— BEGIN Listed records —

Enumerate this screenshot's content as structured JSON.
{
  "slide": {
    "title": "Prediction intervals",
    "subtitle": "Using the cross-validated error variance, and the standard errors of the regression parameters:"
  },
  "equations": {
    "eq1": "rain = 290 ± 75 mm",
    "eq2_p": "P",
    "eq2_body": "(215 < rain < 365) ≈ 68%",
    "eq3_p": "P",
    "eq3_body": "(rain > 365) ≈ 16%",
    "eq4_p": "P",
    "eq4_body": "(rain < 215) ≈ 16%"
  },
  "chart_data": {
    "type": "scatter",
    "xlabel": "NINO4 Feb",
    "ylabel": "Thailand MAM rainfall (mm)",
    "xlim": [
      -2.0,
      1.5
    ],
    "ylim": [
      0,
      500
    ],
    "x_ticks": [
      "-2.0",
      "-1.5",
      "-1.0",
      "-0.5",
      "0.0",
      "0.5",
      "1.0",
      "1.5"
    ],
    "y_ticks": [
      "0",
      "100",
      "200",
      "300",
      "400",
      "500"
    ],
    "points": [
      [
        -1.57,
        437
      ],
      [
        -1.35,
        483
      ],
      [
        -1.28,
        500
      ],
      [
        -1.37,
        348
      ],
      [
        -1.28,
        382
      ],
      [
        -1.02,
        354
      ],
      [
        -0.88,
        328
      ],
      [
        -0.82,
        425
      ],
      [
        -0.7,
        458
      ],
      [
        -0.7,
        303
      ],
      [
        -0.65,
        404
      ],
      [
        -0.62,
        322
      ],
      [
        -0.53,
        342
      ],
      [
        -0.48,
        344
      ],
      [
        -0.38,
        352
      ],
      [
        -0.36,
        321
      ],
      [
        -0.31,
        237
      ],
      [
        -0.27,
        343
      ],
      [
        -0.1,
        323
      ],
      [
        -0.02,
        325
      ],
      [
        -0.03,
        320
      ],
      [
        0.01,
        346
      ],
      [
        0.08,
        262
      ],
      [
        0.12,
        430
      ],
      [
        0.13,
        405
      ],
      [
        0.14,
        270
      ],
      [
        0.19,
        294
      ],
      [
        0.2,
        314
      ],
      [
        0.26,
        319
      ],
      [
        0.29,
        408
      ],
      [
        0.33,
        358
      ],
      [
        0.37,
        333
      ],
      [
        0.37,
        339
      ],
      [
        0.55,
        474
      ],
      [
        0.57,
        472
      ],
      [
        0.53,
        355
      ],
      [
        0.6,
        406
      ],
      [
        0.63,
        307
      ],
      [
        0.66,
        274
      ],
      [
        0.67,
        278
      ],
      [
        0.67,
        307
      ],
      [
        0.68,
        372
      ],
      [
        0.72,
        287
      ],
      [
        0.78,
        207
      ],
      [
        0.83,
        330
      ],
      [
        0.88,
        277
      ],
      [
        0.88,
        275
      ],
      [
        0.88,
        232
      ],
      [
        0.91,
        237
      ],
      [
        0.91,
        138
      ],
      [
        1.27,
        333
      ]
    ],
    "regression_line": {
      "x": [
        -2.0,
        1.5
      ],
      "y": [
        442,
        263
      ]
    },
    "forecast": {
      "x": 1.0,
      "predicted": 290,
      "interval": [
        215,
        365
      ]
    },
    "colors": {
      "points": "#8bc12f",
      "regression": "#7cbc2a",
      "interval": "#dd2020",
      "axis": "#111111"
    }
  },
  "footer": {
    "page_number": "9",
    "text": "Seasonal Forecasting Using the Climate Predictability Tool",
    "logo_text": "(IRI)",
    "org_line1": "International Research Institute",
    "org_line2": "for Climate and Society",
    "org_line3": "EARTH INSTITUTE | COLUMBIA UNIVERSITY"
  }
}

— END Listed records —

- Written problem
Write the listing out again, exactly as it reads.

- Final result
Enumerate this screenshot's content as structured JSON.
{
  "slide": {
    "title": "Prediction intervals",
    "subtitle": "Using the cross-validated error variance, and the standard errors of the regression parameters:"
  },
  "equations": {
    "eq1": "rain = 290 ± 75 mm",
    "eq2_p": "P",
    "eq2_body": "(215 < rain < 365) ≈ 68%",
    "eq3_p": "P",
    "eq3_body": "(rain > 365) ≈ 16%",
    "eq4_p": "P",
    "eq4_body": "(rain < 215) ≈ 16%"
  },
  "chart_data": {
    "type": "scatter",
    "xlabel": "NINO4 Feb",
    "ylabel": "Thailand MAM rainfall (mm)",
    "xlim": [
      -2.0,
      1.5
    ],
    "ylim": [
      0,
      500
    ],
    "x_ticks": [
      "-2.0",
      "-1.5",
      "-1.0",
      "-0.5",
      "0.0",
      "0.5",
      "1.0",
      "1.5"
    ],
    "y_ticks": [
      "0",
      "100",
      "200",
      "300",
      "400",
      "500"
    ],
    "points": [
      [
        -1.57,
        437
      ],
      [
        -1.35,
        483
      ],
      [
        -1.28,
        500
      ],
      [
        -1.37,
        348
      ],
      [
        -1.28,
        382
      ],
      [
        -1.02,
        354
      ],
      [
        -0.88,
        328
      ],
      [
        -0.82,
        425
      ],
      [
        -0.7,
        458
      ],
      [
        -0.7,
        303
      ],
      [
        -0.65,
        404
      ],
      [
        -0.62,
        322
      ],
      [
        -0.53,
        342
      ],
      [
        -0.48,
        344
      ],
      [
        -0.38,
        352
      ],
      [
        -0.36,
        321
      ],
      [
        -0.31,
        237
      ],
      [
        -0.27,
        343
      ],
      [
        -0.1,
        323
      ],
      [
        -0.02,
        325
      ],
      [
        -0.03,
        320
      ],
      [
        0.01,
        346
      ],
      [
        0.08,
        262
      ],
      [
        0.12,
        430
      ],
      [
        0.13,
        405
      ],
      [
        0.14,
        270
      ],
      [
        0.19,
        294
      ],
      [
        0.2,
        314
      ],
      [
        0.26,
        319
      ],
      [
        0.29,
        408
      ],
      [
        0.33,
        358
      ],
      [
        0.37,
        333
      ],
      [
        0.37,
        339
      ],
      [
        0.55,
        474
      ],
      [
        0.57,
        472
      ],
      [
        0.53,
        355
      ],
      [
        0.6,
        406
      ],
      [
        0.63,
        307
      ],
      [
        0.66,
        274
      ],
      [
        0.67,
        278
      ],
      [
        0.67,
        307
      ],
      [
        0.68,
        372
      ],
      [
        0.72,
        287
      ],
      [
        0.78,
        207
      ],
      [
        0.83,
        330
      ],
      [
        0.88,
        277
      ],
      [
        0.88,
        275
      ],
      [
        0.88,
        232
      ],
      [
        0.91,
        237
      ],
      [
        0.91,
        138
      ],
      [
        1.27,
        333
      ]
    ],
    "regression_line": {
      "x": [
        -2.0,
        1.5
      ],
      "y": [
        442,
        263
      ]
    },
    "forecast": {
      "x": 1.0,
      "predicted": 290,
      "interval": [
        215,
        365
      ]
    },
    "colors": {
      "points": "#8bc12f",
      "regression": "#7cbc2a",
      "interval": "#dd2020",
      "axis": "#111111"
    }
  },
  "footer": {
    "page_number": "9",
    "text": "Seasonal Forecasting Using the Climate Predictability Tool",
    "logo_text": "(IRI)",
    "org_line1": "International Research Institute",
    "org_line2": "for Climate and Society",
    "org_line3": "EARTH INSTITUTE | COLUMBIA UNIVERSITY"
  }
}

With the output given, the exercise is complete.